Here are some records; copy every line that holds the word "JSON".
══════════
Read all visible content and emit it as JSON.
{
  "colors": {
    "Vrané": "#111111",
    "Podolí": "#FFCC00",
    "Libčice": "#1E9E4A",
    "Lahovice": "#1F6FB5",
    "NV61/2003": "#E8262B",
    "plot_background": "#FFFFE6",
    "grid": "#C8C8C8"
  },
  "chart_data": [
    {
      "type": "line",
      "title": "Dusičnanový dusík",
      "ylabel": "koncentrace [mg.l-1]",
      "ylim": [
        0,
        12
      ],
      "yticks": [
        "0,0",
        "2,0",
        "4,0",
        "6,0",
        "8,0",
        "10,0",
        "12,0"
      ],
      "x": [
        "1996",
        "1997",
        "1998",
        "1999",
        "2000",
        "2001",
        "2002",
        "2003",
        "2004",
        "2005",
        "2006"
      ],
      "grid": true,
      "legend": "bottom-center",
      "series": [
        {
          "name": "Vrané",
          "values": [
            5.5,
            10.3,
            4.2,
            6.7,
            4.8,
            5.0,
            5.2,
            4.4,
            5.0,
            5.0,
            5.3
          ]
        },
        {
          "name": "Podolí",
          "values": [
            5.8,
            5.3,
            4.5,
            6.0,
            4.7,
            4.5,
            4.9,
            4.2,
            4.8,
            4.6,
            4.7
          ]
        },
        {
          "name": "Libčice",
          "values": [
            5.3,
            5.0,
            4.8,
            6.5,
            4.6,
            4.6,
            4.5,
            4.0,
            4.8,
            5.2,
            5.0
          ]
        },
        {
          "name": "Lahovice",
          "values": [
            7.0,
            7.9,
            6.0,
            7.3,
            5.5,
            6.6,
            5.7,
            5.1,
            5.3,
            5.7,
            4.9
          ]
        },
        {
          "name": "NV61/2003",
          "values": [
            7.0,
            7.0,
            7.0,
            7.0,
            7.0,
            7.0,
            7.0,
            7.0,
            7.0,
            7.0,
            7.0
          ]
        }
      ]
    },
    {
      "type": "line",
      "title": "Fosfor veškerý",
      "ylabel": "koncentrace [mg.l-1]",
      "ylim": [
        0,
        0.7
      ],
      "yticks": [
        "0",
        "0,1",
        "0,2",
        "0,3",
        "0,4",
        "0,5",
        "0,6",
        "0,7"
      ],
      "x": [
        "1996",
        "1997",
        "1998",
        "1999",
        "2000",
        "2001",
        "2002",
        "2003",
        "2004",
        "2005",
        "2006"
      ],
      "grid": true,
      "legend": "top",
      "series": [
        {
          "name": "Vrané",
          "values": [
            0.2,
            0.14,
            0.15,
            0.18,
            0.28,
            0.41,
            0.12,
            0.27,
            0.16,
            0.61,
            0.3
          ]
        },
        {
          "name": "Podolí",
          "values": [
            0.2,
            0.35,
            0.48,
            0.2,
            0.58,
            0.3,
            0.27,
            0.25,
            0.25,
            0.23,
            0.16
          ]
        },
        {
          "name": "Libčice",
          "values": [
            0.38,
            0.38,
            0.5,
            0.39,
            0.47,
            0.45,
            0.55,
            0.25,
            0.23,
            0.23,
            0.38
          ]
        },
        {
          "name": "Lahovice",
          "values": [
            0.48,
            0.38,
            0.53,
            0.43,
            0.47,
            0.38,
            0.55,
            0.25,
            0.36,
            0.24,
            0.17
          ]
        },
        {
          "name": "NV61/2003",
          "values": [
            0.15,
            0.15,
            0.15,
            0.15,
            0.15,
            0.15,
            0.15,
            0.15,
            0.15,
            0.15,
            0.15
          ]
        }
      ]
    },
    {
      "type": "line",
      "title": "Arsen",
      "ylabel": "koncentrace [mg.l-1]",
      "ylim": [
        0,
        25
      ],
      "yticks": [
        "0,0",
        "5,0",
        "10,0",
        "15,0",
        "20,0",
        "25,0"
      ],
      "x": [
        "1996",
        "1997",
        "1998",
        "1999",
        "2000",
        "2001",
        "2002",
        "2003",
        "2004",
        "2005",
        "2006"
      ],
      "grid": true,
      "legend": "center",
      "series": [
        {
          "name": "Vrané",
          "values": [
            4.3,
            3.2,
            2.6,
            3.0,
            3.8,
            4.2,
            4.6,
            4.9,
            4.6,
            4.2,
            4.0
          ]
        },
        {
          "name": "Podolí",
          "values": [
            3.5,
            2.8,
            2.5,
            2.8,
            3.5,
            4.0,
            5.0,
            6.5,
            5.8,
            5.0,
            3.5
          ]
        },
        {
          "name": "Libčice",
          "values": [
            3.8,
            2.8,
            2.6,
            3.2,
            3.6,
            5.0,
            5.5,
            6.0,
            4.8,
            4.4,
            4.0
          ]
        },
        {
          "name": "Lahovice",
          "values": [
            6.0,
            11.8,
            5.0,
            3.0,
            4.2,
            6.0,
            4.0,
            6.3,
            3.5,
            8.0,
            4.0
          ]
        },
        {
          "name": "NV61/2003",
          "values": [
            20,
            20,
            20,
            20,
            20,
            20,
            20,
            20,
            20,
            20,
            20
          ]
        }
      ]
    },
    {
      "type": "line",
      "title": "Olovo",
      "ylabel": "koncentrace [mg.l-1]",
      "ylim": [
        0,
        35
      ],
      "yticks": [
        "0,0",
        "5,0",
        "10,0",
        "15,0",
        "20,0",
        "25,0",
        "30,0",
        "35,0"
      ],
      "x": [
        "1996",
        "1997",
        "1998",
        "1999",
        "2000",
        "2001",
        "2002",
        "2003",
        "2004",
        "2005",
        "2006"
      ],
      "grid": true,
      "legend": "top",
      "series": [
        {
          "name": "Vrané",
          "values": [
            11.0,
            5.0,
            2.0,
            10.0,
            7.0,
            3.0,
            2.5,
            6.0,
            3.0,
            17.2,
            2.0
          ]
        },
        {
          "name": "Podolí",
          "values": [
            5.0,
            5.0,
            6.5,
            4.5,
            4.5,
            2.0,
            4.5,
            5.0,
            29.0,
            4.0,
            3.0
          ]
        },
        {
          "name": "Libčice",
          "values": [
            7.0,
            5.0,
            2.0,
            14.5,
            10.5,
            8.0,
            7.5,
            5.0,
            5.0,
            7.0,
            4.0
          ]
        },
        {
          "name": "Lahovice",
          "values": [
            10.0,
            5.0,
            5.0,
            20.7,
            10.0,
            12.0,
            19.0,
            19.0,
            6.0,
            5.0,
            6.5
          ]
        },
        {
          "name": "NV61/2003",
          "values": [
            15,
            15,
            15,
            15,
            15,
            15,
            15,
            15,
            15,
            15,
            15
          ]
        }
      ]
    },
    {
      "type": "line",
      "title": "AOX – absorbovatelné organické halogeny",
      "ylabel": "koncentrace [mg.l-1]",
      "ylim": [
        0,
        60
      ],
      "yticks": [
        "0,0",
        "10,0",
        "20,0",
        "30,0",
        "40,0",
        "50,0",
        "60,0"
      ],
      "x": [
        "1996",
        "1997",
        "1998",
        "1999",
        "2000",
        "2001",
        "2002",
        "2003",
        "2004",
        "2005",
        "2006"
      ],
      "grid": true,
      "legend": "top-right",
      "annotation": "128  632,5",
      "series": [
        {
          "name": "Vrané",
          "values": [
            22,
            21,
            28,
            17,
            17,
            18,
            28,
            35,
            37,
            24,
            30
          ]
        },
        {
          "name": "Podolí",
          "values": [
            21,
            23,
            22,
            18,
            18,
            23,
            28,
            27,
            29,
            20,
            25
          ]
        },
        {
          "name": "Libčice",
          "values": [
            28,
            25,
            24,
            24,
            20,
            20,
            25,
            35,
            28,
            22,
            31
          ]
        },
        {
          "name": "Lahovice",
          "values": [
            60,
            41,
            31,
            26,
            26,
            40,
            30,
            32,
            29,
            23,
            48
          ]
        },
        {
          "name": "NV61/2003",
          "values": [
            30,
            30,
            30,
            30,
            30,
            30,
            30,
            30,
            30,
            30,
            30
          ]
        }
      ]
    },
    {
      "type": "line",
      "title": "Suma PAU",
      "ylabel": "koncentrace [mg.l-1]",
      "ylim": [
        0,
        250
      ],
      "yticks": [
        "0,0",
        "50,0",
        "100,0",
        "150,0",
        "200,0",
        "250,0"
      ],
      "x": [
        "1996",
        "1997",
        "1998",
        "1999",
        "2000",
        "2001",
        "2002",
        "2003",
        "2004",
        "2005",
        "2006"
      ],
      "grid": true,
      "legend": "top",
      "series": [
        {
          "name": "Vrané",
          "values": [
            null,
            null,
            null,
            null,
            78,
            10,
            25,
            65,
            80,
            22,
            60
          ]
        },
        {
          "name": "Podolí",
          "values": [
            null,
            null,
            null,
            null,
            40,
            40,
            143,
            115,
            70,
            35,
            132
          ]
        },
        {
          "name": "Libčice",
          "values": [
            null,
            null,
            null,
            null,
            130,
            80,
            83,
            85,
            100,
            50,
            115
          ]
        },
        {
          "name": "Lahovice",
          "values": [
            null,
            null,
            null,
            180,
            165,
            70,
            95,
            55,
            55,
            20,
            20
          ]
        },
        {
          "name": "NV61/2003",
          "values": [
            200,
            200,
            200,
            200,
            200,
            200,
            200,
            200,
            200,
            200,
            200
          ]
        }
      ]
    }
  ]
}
══════════
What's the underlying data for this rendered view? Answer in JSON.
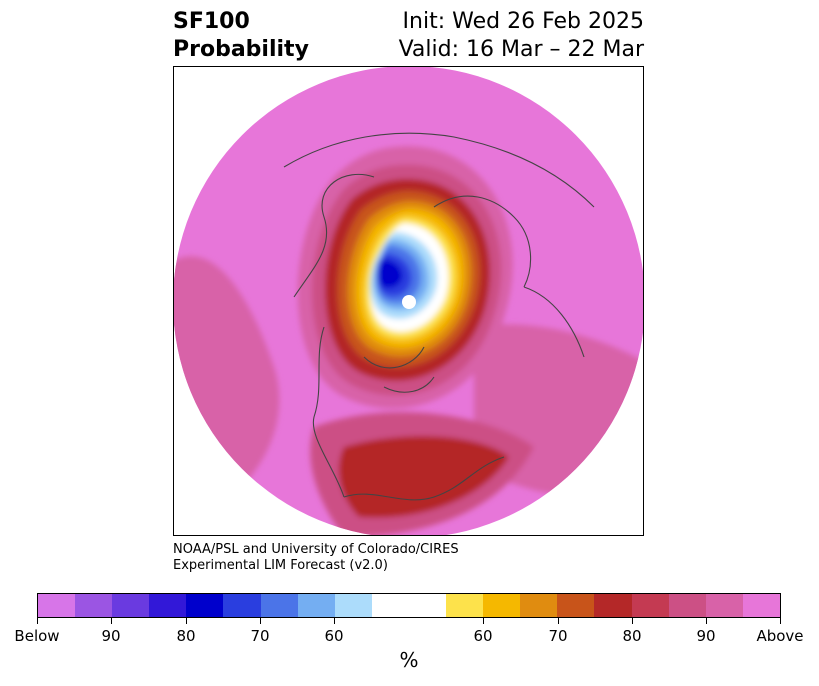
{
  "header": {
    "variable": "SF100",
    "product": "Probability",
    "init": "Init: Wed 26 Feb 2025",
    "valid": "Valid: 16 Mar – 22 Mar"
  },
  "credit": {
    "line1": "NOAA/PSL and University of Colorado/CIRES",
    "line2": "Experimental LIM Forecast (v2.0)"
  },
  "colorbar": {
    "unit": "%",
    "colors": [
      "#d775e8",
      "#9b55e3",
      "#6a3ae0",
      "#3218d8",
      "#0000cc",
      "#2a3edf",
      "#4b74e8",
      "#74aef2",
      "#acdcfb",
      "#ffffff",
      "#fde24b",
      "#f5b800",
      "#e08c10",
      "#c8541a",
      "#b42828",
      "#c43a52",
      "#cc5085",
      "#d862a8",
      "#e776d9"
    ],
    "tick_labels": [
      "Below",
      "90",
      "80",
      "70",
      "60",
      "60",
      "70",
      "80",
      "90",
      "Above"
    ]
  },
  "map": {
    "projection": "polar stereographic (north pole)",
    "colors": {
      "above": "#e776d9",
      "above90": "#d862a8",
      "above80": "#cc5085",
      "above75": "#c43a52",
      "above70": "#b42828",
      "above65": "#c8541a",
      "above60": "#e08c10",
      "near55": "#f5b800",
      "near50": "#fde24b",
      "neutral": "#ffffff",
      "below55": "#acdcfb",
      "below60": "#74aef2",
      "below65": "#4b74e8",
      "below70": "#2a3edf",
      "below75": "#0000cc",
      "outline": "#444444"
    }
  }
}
══════════
** REPLY **
Read all visible content and emit it as JSON.
What's the underlying data for this rendered view? Answer in JSON.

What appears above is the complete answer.